# SET TASK
Substitute "legend-marker" for every occurrence of "legend-swatch" in the records below, leaving the rest of the lines unchanged. Omit the pictures from your answer.

# THE INPUT
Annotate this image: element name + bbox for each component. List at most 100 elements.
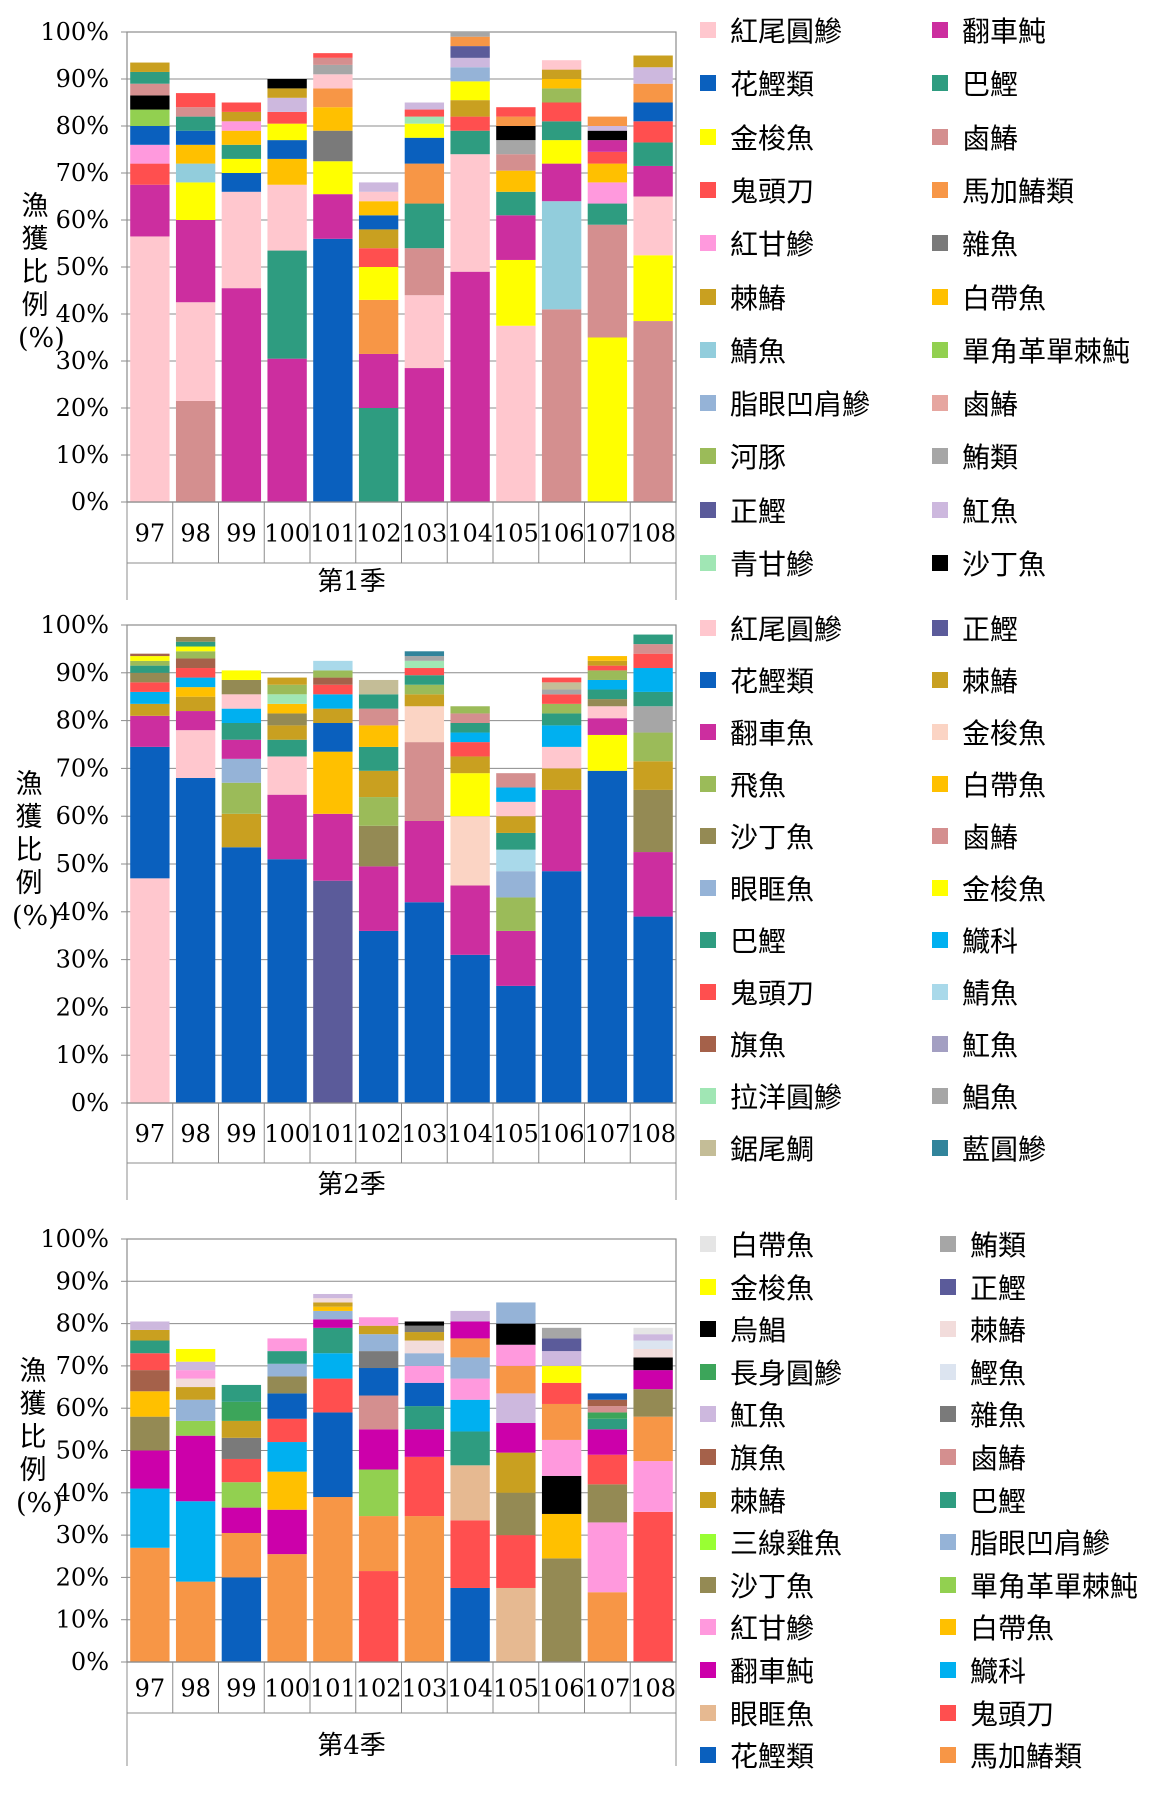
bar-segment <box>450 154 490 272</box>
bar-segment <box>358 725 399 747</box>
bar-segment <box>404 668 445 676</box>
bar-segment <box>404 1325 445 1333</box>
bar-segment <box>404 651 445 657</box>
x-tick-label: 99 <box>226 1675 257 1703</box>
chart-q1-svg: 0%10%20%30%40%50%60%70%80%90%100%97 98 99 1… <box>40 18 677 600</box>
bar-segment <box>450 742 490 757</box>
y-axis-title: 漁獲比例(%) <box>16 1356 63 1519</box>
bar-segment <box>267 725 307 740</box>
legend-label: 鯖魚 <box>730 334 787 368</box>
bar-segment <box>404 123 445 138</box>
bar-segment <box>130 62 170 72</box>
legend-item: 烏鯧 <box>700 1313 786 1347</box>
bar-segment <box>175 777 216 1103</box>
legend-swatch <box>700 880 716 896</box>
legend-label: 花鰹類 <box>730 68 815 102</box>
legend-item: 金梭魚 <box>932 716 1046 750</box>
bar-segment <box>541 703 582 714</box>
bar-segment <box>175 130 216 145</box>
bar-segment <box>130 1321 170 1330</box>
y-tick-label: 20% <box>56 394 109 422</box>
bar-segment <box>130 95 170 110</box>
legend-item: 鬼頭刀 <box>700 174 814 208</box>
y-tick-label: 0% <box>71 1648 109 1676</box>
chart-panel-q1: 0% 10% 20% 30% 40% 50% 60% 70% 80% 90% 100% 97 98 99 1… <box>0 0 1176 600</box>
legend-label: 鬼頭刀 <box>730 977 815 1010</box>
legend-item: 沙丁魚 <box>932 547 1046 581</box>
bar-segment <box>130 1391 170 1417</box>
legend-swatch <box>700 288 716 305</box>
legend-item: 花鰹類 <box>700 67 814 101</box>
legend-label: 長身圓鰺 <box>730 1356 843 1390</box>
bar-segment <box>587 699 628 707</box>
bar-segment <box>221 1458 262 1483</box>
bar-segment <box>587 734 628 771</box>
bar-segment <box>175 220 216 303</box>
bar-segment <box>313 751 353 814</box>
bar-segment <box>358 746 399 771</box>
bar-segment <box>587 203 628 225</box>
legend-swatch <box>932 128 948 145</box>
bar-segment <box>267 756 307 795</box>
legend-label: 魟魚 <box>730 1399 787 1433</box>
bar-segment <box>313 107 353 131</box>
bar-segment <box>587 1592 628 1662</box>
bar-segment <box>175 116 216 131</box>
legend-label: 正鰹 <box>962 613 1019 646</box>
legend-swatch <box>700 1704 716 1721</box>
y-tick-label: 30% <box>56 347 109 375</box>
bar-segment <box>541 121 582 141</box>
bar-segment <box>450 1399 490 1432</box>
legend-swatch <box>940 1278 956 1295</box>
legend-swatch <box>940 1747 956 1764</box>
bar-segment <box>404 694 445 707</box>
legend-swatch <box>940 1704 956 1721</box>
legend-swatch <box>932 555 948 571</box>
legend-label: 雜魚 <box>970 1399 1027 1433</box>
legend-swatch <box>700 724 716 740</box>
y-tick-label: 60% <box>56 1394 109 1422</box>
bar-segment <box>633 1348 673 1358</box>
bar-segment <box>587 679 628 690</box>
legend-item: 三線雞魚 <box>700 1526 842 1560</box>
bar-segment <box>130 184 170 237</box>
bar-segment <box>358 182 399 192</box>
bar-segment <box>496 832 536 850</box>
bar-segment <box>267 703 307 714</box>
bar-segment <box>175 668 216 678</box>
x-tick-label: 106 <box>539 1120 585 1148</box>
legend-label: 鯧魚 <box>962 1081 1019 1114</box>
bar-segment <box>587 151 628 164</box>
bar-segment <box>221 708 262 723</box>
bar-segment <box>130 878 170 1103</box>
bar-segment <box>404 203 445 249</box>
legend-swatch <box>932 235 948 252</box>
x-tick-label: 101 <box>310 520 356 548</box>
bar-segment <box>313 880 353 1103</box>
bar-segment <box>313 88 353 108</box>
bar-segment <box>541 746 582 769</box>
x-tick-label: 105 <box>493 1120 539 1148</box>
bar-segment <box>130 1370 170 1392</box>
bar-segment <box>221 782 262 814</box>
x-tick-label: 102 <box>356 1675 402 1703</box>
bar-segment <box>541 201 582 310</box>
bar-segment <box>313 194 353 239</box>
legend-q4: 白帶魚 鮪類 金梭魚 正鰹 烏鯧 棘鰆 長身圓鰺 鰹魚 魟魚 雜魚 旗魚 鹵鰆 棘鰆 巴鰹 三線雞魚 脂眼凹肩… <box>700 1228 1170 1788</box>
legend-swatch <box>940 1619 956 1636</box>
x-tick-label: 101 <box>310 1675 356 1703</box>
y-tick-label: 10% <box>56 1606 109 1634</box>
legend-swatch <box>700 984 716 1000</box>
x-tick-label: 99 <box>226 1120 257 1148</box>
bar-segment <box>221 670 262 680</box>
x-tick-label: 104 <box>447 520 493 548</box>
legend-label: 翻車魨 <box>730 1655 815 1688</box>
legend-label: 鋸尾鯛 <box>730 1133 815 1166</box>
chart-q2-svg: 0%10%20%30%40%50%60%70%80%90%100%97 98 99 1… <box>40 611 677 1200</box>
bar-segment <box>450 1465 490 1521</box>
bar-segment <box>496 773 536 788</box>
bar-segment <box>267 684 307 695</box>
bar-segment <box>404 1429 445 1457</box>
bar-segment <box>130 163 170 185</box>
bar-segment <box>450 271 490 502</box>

# THE REPLY
Annotate this image: element name + bbox for each component. List at most 100 elements.
bar-segment <box>450 154 490 272</box>
bar-segment <box>358 725 399 747</box>
bar-segment <box>404 668 445 676</box>
bar-segment <box>404 1325 445 1333</box>
bar-segment <box>404 651 445 657</box>
x-tick-label: 99 <box>226 1675 257 1703</box>
chart-q1-svg: 0%10%20%30%40%50%60%70%80%90%100%97 98 99 1… <box>40 18 677 600</box>
bar-segment <box>450 742 490 757</box>
y-axis-title: 漁獲比例(%) <box>16 1356 63 1519</box>
bar-segment <box>267 725 307 740</box>
legend-label: 鯖魚 <box>730 334 787 368</box>
bar-segment <box>404 123 445 138</box>
bar-segment <box>130 62 170 72</box>
legend-item: 烏鯧 <box>700 1313 786 1347</box>
bar-segment <box>175 777 216 1103</box>
legend-marker <box>700 880 716 896</box>
legend-label: 花鰹類 <box>730 68 815 102</box>
legend-item: 金梭魚 <box>932 716 1046 750</box>
bar-segment <box>541 703 582 714</box>
bar-segment <box>175 130 216 145</box>
bar-segment <box>130 1321 170 1330</box>
y-tick-label: 20% <box>56 394 109 422</box>
bar-segment <box>130 95 170 110</box>
legend-item: 鬼頭刀 <box>700 174 814 208</box>
y-tick-label: 0% <box>71 1648 109 1676</box>
chart-panel-q1: 0% 10% 20% 30% 40% 50% 60% 70% 80% 90% 100% 97 98 99 1… <box>0 0 1176 600</box>
legend-label: 鬼頭刀 <box>730 977 815 1010</box>
legend-item: 沙丁魚 <box>932 547 1046 581</box>
bar-segment <box>130 1391 170 1417</box>
legend-marker <box>700 288 716 305</box>
legend-item: 花鰹類 <box>700 67 814 101</box>
legend-label: 長身圓鰺 <box>730 1356 843 1390</box>
bar-segment <box>587 699 628 707</box>
bar-segment <box>221 1458 262 1483</box>
bar-segment <box>587 734 628 771</box>
bar-segment <box>175 220 216 303</box>
bar-segment <box>313 751 353 814</box>
bar-segment <box>358 746 399 771</box>
bar-segment <box>587 203 628 225</box>
legend-marker <box>932 128 948 145</box>
bar-segment <box>267 756 307 795</box>
legend-label: 魟魚 <box>730 1399 787 1433</box>
bar-segment <box>313 107 353 131</box>
bar-segment <box>587 1592 628 1662</box>
bar-segment <box>175 116 216 131</box>
legend-label: 正鰹 <box>962 613 1019 646</box>
legend-marker <box>700 1704 716 1721</box>
y-tick-label: 30% <box>56 347 109 375</box>
bar-segment <box>541 121 582 141</box>
bar-segment <box>450 1399 490 1432</box>
legend-marker <box>940 1278 956 1295</box>
legend-marker <box>940 1747 956 1764</box>
bar-segment <box>404 694 445 707</box>
legend-marker <box>940 1704 956 1721</box>
legend-marker <box>932 555 948 571</box>
legend-label: 雜魚 <box>970 1399 1027 1433</box>
legend-marker <box>700 724 716 740</box>
y-tick-label: 60% <box>56 1394 109 1422</box>
bar-segment <box>633 1348 673 1358</box>
bar-segment <box>587 679 628 690</box>
legend-item: 三線雞魚 <box>700 1526 842 1560</box>
bar-segment <box>130 184 170 237</box>
bar-segment <box>358 182 399 192</box>
bar-segment <box>496 832 536 850</box>
bar-segment <box>267 703 307 714</box>
bar-segment <box>175 668 216 678</box>
x-tick-label: 106 <box>539 1120 585 1148</box>
legend-label: 鯧魚 <box>962 1081 1019 1114</box>
bar-segment <box>587 151 628 164</box>
bar-segment <box>221 708 262 723</box>
bar-segment <box>130 878 170 1103</box>
bar-segment <box>404 203 445 249</box>
legend-marker <box>932 235 948 252</box>
x-tick-label: 101 <box>310 520 356 548</box>
bar-segment <box>313 880 353 1103</box>
bar-segment <box>313 88 353 108</box>
bar-segment <box>541 746 582 769</box>
x-tick-label: 105 <box>493 1120 539 1148</box>
bar-segment <box>130 1370 170 1392</box>
bar-segment <box>221 782 262 814</box>
x-tick-label: 102 <box>356 1675 402 1703</box>
bar-segment <box>541 201 582 310</box>
bar-segment <box>313 194 353 239</box>
legend-q4: 白帶魚 鮪類 金梭魚 正鰹 烏鯧 棘鰆 長身圓鰺 鰹魚 魟魚 雜魚 旗魚 鹵鰆 棘鰆 巴鰹 三線雞魚 脂眼凹肩… <box>700 1228 1170 1788</box>
legend-marker <box>940 1619 956 1636</box>
x-tick-label: 101 <box>310 1675 356 1703</box>
y-tick-label: 10% <box>56 1606 109 1634</box>
legend-marker <box>700 984 716 1000</box>
x-tick-label: 99 <box>226 1120 257 1148</box>
bar-segment <box>221 670 262 680</box>
x-tick-label: 104 <box>447 520 493 548</box>
legend-label: 翻車魨 <box>730 1655 815 1688</box>
legend-label: 鋸尾鯛 <box>730 1133 815 1166</box>
chart-q2-svg: 0%10%20%30%40%50%60%70%80%90%100%97 98 99 1… <box>40 611 677 1200</box>
bar-segment <box>450 1465 490 1521</box>
bar-segment <box>496 773 536 788</box>
bar-segment <box>267 684 307 695</box>
bar-segment <box>404 1429 445 1457</box>
bar-segment <box>130 163 170 185</box>
bar-segment <box>450 271 490 502</box>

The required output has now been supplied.